Written problem: Identify the lines that include the word "синдрома", then copy all of them.
.....
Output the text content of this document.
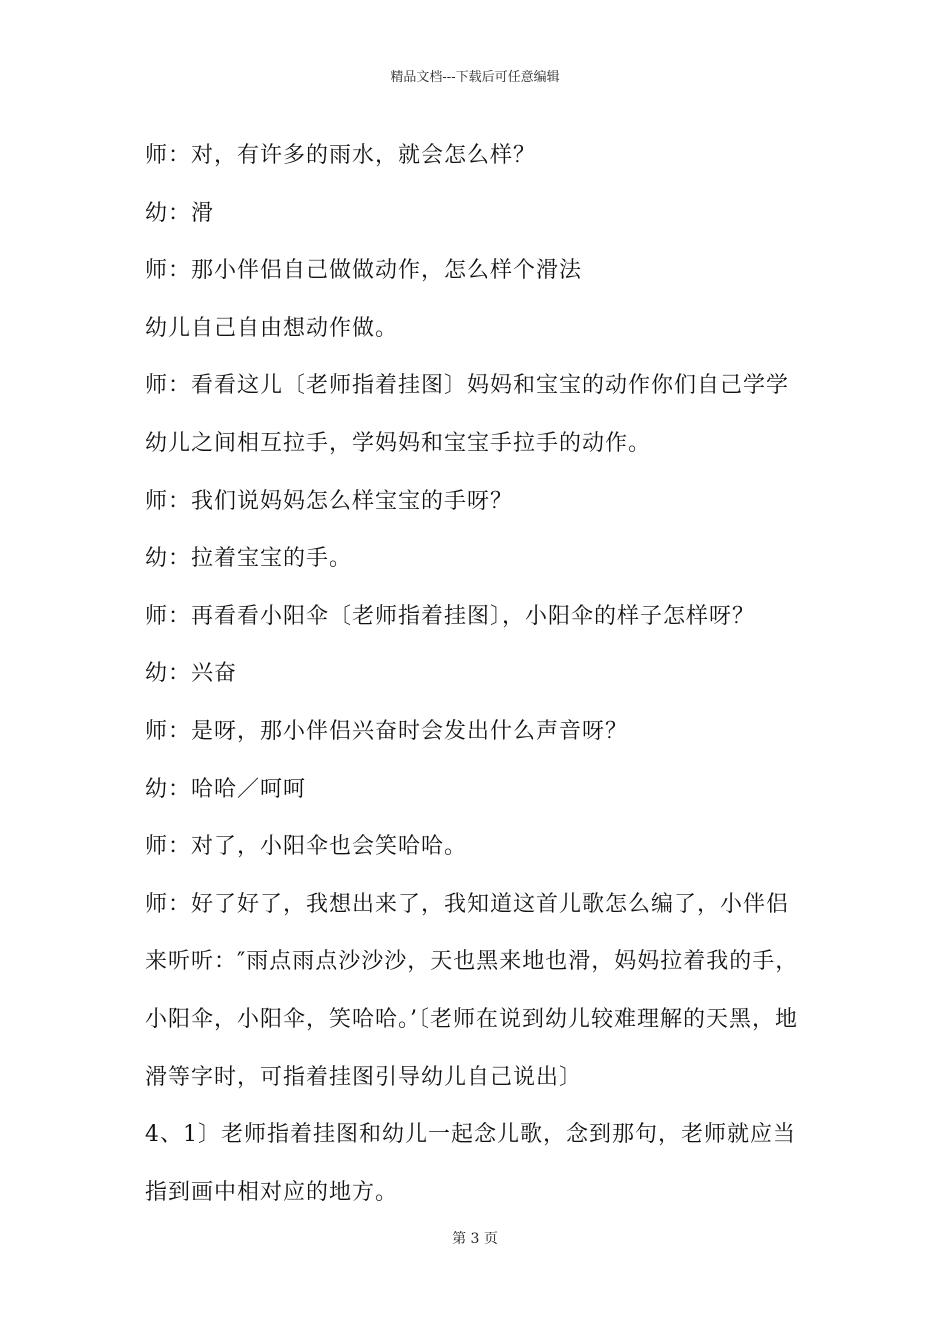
精品文档---下载后可任意编辑

师：对，有许多的雨水，就会怎么样？

幼：滑

师：那小伴侣自己做做动作，怎么样个滑法

幼儿自己自由想动作做。

师：看看这儿〔老师指着挂图〕妈妈和宝宝的动作你们自己学学

幼儿之间相互拉手，学妈妈和宝宝手拉手的动作。

师：我们说妈妈怎么样宝宝的手呀？

幼：拉着宝宝的手。

师：再看看小阳伞〔老师指着挂图〕，小阳伞的样子怎样呀？

幼：兴奋

师：是呀，那小伴侣兴奋时会发出什么声音呀？

幼：哈哈／呵呵

师：对了，小阳伞也会笑哈哈。

师：好了好了，我想出来了，我知道这首儿歌怎么编了，小伴侣来听听：″雨点雨点沙沙沙，天也黑来地也滑，妈妈拉着我的手，小阳伞，小阳伞，笑哈哈。’〔老师在说到幼儿较难理解的天黑，地滑等字时，可指着挂图引导幼儿自己说出〕

4、1〕老师指着挂图和幼儿一起念儿歌，念到那句，老师就应当指到画中相对应的地方。

第 3 页
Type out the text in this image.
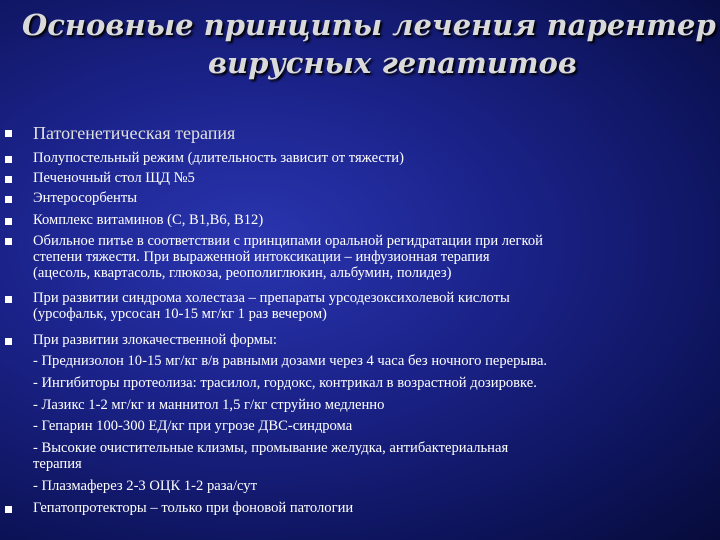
Основные принципы лечения парентер
вирусных гепатитов
Патогенетическая терапия
Полупостельный режим (длительность зависит от тяжести)
Печеночный стол ЩД №5
Энтеросорбенты
Комплекс витаминов (С, В1,В6, В12)
Обильное питье в соответствии с принципами оральной регидратации при легкой
степени тяжести. При выраженной интоксикации – инфузионная терапия
(ацесоль, квартасоль, глюкоза, реополиглюкин, альбумин, полидез)
При развитии синдрома холестаза – препараты урсодезоксихолевой кислоты
(урсофальк, урсосан 10-15 мг/кг 1 раз вечером)
При развитии злокачественной формы:
- Преднизолон 10-15 мг/кг в/в равными дозами через 4 часа без ночного перерыва.
- Ингибиторы протеолиза: трасилол, гордокс, контрикал в возрастной дозировке.
- Лазикс 1-2 мг/кг и маннитол 1,5 г/кг струйно медленно
- Гепарин 100-300 ЕД/кг при угрозе ДВС-синдрома
- Высокие очистительные клизмы, промывание желудка, антибактериальная
терапия
- Плазмаферез 2-3 ОЦК 1-2 раза/сут
Гепатопротекторы – только при фоновой патологии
.....
Solution to the problem:
При развитии синдрома холестаза – препараты урсодезоксихолевой кислоты
- Гепарин 100-300 ЕД/кг при угрозе ДВС-синдрома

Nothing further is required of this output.